Set task. In the entries that follow, how many lines hold the string "государство"? Give only that number.
*** Source data ***
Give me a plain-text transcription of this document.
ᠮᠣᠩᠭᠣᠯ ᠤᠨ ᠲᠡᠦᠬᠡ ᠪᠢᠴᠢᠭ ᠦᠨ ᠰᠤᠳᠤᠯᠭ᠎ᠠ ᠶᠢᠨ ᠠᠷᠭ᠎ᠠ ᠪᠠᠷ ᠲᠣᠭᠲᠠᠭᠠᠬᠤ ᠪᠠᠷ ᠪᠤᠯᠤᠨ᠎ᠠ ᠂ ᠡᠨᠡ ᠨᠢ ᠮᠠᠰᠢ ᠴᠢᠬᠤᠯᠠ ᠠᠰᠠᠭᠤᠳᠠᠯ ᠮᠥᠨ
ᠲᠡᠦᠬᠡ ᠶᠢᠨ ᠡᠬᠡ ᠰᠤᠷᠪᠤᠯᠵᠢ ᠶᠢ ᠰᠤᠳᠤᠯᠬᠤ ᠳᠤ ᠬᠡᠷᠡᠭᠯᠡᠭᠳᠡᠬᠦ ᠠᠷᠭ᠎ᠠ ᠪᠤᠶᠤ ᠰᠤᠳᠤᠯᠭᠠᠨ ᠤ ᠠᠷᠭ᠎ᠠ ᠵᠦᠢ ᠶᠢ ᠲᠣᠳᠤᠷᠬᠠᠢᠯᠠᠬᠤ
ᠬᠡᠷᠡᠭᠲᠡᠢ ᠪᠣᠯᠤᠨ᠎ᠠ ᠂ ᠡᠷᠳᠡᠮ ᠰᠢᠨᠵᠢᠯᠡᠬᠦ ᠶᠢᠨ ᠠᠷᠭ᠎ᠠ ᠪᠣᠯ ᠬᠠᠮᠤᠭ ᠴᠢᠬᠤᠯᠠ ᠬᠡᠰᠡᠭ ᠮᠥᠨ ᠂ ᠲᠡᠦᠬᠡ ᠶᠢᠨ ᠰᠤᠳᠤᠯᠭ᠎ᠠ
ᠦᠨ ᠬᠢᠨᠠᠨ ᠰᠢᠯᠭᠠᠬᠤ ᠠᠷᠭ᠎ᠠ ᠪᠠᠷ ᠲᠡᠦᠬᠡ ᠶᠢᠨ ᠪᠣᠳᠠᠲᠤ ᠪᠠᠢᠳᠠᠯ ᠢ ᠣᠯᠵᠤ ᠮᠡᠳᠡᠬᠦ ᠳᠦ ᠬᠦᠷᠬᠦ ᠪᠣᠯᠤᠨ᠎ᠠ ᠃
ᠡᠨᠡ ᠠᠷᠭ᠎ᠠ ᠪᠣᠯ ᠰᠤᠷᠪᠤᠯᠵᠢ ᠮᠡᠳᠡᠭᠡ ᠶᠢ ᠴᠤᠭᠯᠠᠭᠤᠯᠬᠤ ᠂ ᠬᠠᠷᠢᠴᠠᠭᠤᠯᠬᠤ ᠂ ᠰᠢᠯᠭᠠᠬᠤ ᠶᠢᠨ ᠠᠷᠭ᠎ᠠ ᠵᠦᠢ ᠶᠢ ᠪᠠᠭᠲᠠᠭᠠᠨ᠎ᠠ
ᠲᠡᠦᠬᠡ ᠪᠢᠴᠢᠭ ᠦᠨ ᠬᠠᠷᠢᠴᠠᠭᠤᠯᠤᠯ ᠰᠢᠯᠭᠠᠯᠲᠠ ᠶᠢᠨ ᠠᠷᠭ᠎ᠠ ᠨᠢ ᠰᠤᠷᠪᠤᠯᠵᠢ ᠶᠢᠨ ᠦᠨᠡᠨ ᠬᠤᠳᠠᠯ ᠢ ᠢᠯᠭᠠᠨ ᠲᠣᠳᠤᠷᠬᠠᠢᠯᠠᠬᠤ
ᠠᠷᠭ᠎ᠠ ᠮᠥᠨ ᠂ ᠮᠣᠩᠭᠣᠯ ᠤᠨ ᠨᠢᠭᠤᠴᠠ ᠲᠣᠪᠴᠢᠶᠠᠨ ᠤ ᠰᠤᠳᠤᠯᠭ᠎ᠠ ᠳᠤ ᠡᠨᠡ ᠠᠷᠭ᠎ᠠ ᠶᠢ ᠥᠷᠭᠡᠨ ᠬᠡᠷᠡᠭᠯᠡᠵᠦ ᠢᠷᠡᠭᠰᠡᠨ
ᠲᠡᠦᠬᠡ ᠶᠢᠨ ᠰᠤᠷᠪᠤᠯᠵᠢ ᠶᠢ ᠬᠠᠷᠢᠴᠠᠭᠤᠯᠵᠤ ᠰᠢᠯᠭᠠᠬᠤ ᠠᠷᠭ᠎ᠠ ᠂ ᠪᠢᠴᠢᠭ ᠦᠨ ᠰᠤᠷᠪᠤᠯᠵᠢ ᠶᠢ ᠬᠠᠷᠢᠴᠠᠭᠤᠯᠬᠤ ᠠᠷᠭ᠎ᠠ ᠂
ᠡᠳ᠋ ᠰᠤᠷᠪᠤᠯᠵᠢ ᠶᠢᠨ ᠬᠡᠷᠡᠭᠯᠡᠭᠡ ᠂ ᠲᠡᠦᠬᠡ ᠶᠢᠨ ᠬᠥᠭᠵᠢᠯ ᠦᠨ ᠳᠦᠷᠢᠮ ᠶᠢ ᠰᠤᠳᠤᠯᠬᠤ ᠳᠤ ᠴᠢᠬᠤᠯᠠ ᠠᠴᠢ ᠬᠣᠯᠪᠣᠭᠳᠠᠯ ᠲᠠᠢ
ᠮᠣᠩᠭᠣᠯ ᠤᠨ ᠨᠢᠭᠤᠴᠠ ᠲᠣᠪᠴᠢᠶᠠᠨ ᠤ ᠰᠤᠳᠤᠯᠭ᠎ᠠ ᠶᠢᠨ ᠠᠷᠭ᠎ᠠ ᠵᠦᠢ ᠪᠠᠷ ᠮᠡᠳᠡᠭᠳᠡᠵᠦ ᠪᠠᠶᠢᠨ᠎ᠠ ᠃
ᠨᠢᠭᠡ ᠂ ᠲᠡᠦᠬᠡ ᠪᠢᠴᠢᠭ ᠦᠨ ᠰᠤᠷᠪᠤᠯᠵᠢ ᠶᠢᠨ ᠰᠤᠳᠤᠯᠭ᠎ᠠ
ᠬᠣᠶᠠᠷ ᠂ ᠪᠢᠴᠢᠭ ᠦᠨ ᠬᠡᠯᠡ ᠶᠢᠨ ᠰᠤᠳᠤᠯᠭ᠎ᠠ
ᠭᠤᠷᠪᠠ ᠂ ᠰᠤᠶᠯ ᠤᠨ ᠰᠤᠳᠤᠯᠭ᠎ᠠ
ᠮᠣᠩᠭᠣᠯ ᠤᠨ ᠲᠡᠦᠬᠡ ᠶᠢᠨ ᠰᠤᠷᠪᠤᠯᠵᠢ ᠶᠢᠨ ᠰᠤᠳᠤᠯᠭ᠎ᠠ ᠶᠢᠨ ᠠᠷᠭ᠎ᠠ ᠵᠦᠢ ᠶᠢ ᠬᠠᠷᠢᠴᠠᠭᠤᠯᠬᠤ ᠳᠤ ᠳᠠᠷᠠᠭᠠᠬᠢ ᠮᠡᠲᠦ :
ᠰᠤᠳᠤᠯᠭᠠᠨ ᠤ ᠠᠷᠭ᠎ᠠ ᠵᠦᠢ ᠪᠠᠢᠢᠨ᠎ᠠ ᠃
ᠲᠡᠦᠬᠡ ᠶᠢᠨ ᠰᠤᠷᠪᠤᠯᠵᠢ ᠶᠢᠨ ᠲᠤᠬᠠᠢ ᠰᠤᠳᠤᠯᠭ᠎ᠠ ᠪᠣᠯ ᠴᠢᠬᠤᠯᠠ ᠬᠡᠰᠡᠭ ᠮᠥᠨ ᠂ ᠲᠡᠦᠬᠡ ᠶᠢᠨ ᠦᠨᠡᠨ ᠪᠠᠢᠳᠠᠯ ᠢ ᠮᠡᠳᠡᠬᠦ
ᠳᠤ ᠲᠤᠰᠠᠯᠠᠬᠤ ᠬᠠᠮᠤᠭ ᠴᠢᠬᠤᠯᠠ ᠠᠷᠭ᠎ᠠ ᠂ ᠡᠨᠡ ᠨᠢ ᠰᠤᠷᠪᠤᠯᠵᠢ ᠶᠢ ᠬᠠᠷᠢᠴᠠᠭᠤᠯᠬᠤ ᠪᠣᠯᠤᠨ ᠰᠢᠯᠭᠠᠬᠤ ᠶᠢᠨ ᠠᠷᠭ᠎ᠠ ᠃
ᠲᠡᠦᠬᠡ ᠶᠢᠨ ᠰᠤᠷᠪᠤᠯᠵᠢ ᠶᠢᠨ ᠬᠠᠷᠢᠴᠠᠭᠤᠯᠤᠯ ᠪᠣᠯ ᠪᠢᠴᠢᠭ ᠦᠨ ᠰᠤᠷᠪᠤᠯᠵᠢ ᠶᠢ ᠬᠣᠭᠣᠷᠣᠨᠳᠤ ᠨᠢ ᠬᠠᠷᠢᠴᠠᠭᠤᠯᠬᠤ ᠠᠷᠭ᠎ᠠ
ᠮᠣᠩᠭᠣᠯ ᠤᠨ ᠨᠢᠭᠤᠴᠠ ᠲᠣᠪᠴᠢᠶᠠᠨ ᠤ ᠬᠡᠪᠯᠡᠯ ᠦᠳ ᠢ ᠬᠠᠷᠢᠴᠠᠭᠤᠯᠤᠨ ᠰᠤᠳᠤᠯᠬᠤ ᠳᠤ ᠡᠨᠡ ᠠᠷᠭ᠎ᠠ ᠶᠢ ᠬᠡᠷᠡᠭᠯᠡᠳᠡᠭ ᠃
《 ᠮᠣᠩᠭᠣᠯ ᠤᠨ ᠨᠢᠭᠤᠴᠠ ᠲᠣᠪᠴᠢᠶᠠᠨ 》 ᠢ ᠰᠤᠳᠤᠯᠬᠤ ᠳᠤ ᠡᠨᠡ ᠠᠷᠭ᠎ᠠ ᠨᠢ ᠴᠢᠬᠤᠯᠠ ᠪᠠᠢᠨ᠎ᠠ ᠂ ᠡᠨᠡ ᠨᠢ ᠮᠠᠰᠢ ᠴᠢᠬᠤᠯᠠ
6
***
*** Source data ***
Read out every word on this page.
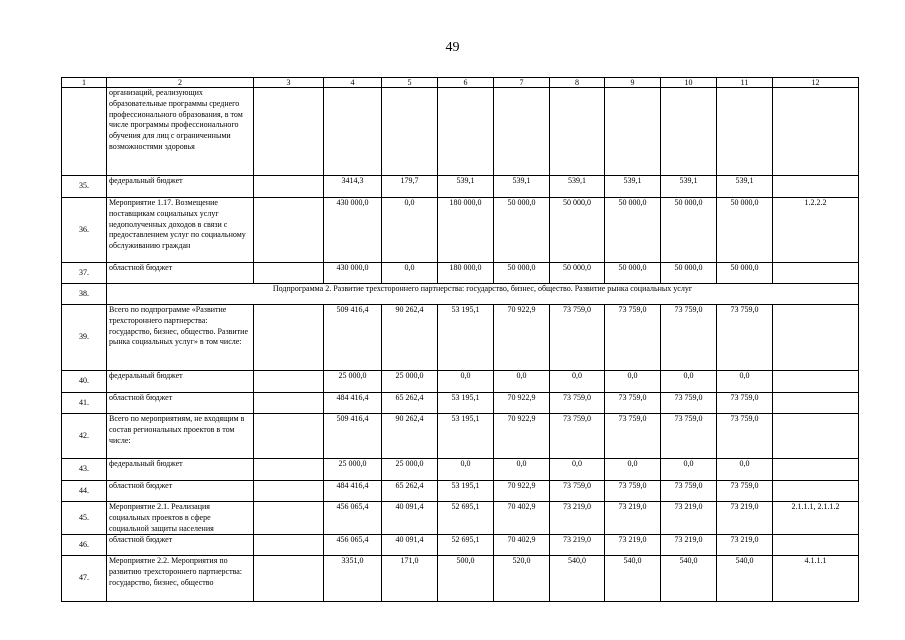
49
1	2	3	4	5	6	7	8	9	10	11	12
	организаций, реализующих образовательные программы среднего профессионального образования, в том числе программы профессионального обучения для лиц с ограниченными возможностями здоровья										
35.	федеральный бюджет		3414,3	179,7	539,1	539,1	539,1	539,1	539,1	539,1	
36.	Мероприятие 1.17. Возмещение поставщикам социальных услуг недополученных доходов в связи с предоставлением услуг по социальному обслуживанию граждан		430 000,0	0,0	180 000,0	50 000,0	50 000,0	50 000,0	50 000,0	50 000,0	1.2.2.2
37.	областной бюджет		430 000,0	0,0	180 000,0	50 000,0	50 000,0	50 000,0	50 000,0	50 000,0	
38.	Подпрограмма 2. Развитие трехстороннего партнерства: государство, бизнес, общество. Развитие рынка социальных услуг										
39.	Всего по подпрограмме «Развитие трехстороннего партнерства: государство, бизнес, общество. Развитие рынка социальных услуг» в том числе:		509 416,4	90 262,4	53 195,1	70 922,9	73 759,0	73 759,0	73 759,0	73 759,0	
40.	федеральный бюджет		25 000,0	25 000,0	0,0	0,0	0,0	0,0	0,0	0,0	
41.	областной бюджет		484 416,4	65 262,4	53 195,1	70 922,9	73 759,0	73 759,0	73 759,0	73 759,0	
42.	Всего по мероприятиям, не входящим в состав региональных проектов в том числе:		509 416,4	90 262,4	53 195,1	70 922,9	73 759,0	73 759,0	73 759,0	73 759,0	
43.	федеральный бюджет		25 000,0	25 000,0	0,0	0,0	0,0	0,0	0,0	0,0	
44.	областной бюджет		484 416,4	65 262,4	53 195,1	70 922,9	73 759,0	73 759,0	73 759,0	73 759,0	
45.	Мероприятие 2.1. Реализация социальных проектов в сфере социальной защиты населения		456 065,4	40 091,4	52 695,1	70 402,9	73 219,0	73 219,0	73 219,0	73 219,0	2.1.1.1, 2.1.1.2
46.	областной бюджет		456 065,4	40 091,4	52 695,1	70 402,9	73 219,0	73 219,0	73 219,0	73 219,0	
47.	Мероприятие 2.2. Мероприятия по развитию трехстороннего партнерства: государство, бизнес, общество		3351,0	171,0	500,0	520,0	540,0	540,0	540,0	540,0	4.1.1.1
***
Output of the task. 3